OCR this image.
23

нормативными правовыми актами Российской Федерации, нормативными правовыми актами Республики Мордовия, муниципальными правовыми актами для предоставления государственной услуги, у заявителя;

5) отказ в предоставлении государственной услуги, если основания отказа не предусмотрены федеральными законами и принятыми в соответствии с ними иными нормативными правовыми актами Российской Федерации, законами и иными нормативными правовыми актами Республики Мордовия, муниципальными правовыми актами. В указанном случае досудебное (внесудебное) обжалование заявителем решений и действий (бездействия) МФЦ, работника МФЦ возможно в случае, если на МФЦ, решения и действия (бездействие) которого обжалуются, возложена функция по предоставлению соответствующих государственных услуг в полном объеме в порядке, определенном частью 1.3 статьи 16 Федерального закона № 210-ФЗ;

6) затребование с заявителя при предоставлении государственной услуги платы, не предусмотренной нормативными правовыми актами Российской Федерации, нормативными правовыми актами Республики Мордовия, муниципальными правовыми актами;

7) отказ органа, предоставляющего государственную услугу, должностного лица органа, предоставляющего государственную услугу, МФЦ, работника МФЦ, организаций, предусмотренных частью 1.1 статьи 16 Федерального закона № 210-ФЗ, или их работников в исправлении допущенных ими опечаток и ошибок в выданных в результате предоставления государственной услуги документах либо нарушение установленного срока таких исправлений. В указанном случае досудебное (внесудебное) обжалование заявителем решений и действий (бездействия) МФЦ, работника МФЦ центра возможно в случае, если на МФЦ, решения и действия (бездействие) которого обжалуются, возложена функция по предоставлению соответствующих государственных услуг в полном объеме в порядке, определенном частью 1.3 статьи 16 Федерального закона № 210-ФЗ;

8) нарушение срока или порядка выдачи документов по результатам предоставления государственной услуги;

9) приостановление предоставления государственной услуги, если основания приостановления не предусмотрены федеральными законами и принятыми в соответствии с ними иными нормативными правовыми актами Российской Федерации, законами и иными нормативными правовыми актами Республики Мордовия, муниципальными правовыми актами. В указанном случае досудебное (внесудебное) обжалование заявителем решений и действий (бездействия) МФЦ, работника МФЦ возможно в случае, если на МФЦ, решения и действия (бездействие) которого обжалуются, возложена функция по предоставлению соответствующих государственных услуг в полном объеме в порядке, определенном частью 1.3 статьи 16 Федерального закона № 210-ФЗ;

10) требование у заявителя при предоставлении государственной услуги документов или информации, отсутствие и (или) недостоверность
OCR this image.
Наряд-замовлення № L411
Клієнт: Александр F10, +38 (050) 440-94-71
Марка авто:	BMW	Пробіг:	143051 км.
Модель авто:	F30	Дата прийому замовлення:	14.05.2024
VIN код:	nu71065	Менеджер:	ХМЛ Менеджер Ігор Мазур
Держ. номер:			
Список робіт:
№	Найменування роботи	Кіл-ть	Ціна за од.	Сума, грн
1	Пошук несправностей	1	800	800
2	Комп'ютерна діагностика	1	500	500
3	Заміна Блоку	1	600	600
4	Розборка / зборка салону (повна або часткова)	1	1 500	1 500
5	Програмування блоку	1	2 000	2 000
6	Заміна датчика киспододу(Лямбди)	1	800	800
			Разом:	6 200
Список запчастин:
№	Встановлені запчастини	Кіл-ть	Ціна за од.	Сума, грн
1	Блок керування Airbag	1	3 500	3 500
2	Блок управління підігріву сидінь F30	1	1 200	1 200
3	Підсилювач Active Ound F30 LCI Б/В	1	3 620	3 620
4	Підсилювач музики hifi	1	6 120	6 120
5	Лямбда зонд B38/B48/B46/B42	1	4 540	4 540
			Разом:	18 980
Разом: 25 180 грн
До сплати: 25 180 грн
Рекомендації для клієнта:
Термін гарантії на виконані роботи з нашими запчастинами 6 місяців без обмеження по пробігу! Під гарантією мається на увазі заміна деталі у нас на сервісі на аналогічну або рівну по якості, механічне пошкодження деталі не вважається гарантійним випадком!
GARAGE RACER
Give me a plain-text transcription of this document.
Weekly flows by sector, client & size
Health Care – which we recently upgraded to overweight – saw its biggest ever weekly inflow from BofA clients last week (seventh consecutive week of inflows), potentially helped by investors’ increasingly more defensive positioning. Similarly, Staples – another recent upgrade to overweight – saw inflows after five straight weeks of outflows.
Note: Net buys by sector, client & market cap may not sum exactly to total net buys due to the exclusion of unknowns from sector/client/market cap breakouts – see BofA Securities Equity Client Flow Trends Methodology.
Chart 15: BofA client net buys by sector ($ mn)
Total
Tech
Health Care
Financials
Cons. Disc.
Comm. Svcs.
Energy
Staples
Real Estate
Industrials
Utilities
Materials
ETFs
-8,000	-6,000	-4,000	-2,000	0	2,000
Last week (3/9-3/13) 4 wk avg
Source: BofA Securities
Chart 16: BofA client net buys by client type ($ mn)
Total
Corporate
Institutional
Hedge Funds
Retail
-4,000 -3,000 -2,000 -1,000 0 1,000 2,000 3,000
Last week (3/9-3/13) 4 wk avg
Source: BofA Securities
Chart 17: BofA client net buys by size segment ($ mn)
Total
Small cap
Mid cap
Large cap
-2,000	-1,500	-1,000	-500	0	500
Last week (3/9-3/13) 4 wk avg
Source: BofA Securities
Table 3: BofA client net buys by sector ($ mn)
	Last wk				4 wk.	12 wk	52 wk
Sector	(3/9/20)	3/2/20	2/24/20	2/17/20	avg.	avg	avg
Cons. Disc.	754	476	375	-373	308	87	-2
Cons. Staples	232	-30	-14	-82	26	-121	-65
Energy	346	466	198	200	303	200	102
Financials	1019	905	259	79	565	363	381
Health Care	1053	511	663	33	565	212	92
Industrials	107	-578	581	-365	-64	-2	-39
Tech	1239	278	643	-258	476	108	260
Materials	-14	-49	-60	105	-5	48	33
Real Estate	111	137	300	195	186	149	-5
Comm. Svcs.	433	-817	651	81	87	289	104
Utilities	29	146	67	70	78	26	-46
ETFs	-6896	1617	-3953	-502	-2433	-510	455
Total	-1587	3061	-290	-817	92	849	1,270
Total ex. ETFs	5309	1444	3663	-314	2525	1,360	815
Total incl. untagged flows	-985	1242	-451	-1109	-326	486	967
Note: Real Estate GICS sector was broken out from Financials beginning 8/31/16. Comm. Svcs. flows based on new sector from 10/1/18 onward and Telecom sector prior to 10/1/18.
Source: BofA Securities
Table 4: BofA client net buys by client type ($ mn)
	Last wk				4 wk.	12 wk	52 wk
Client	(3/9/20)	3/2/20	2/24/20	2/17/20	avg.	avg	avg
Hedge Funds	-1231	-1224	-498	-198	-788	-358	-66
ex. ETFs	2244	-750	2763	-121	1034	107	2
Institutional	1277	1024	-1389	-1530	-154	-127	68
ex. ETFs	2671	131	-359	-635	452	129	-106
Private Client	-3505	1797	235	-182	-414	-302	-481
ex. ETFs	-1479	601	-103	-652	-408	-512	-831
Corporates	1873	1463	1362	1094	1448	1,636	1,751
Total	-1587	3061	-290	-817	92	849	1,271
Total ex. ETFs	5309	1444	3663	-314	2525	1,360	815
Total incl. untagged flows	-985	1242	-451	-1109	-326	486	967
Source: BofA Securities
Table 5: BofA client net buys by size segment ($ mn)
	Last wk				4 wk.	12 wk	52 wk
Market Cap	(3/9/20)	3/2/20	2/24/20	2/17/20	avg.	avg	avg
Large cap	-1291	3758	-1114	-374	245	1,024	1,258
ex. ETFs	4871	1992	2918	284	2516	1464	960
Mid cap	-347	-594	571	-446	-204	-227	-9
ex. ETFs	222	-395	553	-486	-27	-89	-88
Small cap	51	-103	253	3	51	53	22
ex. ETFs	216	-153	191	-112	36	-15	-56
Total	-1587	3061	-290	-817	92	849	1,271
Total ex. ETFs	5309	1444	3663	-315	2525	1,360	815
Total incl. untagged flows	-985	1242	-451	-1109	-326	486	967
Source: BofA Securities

WHAT THE EXERCISE ASKS
Collect every line above that contains the word "segment".

ANSWER TO THE TASK
Chart 17: BofA client net buys by size segment ($ mn)
Table 5: BofA client net buys by size segment ($ mn)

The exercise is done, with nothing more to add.